__SHORT EXERCISE__. Transcribe the entries that follow, word for word.
━━━ RECORDS TO PROCESS ━━━
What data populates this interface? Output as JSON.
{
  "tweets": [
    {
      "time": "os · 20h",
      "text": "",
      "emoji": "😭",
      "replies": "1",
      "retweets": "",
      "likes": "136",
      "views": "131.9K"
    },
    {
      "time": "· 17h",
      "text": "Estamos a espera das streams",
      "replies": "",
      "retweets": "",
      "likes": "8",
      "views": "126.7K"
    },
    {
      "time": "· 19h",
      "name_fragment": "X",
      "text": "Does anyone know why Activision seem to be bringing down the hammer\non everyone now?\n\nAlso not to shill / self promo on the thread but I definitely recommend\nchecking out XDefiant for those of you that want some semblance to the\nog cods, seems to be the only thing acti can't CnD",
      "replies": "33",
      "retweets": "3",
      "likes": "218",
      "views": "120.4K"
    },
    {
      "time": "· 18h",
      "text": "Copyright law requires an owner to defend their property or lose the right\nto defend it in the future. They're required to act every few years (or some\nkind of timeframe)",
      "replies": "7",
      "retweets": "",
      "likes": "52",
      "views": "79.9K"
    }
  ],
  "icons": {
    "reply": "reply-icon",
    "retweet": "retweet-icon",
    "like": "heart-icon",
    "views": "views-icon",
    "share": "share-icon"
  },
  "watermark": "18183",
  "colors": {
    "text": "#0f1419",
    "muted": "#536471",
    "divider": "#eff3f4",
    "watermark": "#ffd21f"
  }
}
━━━
__SOLUTION TO THE EXERCISE__.
What data populates this interface? Output as JSON.
{
  "tweets": [
    {
      "time": "os · 20h",
      "text": "",
      "emoji": "😭",
      "replies": "1",
      "retweets": "",
      "likes": "136",
      "views": "131.9K"
    },
    {
      "time": "· 17h",
      "text": "Estamos a espera das streams",
      "replies": "",
      "retweets": "",
      "likes": "8",
      "views": "126.7K"
    },
    {
      "time": "· 19h",
      "name_fragment": "X",
      "text": "Does anyone know why Activision seem to be bringing down the hammer\non everyone now?\n\nAlso not to shill / self promo on the thread but I definitely recommend\nchecking out XDefiant for those of you that want some semblance to the\nog cods, seems to be the only thing acti can't CnD",
      "replies": "33",
      "retweets": "3",
      "likes": "218",
      "views": "120.4K"
    },
    {
      "time": "· 18h",
      "text": "Copyright law requires an owner to defend their property or lose the right\nto defend it in the future. They're required to act every few years (or some\nkind of timeframe)",
      "replies": "7",
      "retweets": "",
      "likes": "52",
      "views": "79.9K"
    }
  ],
  "icons": {
    "reply": "reply-icon",
    "retweet": "retweet-icon",
    "like": "heart-icon",
    "views": "views-icon",
    "share": "share-icon"
  },
  "watermark": "18183",
  "colors": {
    "text": "#0f1419",
    "muted": "#536471",
    "divider": "#eff3f4",
    "watermark": "#ffd21f"
  }
}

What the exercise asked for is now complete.